■ Input ■
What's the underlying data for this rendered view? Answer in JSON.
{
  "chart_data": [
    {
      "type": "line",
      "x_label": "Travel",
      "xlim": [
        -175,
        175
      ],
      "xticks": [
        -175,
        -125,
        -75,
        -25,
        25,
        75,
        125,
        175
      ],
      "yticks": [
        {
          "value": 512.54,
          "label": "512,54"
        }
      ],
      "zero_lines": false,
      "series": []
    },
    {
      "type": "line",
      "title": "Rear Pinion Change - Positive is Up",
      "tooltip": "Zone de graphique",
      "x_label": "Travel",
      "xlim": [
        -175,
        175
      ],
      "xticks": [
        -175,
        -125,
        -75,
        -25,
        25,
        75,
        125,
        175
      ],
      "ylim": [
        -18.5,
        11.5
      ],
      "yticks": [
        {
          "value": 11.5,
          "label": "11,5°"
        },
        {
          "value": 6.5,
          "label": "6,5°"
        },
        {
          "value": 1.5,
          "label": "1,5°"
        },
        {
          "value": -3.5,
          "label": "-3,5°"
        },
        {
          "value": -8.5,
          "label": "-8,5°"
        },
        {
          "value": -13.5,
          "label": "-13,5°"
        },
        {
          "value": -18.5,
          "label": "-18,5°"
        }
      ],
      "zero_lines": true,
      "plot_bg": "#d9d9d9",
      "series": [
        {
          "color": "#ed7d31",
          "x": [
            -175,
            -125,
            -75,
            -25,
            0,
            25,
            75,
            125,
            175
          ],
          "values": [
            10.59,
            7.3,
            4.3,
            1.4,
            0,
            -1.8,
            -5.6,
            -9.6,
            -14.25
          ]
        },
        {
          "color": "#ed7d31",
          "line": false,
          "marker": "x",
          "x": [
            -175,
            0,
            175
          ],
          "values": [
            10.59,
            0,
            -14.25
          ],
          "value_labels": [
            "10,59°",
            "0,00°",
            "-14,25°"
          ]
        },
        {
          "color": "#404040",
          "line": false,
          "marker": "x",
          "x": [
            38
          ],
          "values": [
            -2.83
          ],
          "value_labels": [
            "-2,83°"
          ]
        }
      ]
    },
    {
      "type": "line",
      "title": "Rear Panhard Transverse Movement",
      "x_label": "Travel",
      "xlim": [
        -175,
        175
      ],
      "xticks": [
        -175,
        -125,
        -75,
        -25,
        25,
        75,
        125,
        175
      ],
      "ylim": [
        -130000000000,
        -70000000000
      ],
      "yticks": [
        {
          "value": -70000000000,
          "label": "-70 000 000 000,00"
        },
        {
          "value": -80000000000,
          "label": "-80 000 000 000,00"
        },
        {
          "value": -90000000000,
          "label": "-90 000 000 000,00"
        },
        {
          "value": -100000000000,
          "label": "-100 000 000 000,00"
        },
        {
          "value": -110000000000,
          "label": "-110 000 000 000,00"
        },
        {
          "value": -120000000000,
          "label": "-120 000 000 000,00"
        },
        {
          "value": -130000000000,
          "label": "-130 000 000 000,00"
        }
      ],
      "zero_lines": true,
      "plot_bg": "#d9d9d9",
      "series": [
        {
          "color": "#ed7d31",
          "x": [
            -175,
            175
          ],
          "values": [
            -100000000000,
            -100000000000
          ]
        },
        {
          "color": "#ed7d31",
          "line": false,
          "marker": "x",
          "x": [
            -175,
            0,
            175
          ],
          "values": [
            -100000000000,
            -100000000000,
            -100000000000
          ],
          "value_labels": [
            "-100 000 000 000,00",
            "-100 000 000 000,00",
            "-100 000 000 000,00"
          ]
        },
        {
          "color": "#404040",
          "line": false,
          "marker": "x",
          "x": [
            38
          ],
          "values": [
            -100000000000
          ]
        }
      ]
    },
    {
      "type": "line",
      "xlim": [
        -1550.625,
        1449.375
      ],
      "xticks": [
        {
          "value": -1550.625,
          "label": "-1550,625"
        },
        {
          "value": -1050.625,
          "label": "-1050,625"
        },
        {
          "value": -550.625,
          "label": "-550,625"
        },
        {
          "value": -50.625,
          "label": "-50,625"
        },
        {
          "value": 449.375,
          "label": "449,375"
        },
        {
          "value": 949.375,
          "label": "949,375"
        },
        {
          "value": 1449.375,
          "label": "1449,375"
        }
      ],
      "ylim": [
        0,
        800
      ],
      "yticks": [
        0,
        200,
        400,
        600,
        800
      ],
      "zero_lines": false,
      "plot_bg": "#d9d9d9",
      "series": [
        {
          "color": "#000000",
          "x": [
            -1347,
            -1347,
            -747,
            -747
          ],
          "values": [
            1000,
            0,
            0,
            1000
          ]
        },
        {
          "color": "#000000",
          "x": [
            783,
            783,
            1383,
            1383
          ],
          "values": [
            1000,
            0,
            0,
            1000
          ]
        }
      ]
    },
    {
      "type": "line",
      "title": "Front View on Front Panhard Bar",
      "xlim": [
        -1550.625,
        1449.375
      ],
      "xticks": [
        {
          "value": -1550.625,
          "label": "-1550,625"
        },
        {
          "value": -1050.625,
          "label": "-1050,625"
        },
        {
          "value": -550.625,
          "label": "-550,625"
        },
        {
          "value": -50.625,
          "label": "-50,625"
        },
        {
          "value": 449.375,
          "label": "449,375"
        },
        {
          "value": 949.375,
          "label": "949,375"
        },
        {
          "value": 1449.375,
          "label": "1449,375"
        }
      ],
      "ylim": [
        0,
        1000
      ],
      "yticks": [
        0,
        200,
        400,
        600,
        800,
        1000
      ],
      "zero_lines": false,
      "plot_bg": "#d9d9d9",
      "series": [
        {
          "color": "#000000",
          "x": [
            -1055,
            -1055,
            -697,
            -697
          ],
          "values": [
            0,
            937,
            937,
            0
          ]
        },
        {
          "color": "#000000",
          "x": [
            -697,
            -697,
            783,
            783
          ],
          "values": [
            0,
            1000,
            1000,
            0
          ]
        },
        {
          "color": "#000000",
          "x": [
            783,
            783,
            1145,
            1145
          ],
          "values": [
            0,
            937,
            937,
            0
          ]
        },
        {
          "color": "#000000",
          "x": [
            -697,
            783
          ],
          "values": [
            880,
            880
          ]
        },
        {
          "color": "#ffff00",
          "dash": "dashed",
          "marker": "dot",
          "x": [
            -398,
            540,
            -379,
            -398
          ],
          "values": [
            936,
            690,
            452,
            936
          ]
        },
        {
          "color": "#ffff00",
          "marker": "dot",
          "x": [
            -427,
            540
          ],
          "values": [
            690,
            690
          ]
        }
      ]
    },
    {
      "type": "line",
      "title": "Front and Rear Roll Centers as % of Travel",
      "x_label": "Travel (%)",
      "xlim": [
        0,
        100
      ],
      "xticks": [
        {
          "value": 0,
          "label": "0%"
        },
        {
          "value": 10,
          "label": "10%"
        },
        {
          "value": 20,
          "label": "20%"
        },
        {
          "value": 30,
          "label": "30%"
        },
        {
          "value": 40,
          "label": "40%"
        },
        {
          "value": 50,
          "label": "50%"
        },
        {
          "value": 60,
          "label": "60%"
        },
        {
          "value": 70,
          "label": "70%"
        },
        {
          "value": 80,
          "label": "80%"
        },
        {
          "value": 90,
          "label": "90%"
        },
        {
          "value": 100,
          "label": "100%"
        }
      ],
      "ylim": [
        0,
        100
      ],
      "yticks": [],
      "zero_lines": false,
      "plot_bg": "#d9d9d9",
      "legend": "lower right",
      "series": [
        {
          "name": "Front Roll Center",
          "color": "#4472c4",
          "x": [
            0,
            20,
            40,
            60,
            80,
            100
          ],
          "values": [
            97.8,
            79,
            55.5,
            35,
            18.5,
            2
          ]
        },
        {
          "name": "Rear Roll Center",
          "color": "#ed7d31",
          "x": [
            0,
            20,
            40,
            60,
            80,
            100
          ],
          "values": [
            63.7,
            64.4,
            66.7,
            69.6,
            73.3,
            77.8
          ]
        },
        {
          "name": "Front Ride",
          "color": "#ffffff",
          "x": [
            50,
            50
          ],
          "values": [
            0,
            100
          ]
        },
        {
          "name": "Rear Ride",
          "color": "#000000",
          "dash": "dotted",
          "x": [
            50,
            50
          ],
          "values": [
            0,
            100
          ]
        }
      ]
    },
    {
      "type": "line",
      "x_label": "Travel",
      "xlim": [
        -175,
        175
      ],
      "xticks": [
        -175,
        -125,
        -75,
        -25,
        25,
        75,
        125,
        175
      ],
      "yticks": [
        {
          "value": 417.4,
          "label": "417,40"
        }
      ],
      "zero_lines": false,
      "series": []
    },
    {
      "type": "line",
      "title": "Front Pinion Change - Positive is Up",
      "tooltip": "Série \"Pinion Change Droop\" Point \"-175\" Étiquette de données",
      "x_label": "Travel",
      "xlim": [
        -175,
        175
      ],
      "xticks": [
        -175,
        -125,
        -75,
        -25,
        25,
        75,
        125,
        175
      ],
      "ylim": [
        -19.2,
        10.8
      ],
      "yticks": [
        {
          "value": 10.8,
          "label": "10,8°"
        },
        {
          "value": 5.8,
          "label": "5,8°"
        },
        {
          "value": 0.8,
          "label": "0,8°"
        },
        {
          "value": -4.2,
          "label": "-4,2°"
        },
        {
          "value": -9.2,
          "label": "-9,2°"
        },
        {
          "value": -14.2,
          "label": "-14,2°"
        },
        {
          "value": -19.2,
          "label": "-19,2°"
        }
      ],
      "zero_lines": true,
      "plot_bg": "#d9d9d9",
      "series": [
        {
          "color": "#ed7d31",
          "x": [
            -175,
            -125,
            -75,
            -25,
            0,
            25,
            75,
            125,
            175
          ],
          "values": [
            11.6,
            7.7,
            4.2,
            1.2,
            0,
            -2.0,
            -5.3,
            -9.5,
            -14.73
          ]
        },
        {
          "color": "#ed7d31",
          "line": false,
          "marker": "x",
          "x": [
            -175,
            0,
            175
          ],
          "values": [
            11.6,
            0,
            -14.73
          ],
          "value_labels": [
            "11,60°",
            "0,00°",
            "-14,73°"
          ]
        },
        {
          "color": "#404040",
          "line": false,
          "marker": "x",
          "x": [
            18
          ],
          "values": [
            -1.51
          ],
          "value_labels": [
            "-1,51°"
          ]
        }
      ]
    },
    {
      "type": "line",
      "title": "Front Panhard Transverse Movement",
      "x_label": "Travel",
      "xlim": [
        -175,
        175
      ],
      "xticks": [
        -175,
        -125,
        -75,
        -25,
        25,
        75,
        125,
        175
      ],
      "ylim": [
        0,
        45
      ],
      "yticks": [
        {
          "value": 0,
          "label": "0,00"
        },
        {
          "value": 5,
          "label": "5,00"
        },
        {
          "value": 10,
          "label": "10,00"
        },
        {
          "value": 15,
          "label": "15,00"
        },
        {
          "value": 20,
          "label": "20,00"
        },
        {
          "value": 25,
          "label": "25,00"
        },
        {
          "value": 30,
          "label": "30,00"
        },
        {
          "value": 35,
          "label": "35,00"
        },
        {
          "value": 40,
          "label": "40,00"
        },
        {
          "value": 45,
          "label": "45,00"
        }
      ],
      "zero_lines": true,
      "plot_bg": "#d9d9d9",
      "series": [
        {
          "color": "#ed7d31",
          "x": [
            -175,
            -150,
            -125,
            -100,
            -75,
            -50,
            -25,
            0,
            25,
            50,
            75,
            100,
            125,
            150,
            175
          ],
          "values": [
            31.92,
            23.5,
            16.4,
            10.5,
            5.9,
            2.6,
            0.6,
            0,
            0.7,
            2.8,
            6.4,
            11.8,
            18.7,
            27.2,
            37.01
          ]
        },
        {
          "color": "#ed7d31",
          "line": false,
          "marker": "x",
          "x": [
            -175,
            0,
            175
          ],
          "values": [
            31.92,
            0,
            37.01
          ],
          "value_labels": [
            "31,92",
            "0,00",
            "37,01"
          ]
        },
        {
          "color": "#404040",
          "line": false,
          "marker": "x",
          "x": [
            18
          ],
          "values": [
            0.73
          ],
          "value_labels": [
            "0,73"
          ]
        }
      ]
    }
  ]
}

■ What the task asks ■
Using the data above, copy each line that contains "Change".

■ Complete response ■
      "title": "Rear Pinion Change - Positive is Up",
      "title": "Front Pinion Change - Positive is Up",
      "tooltip": "Série \"Pinion Change Droop\" Point \"-175\" Étiquette de données",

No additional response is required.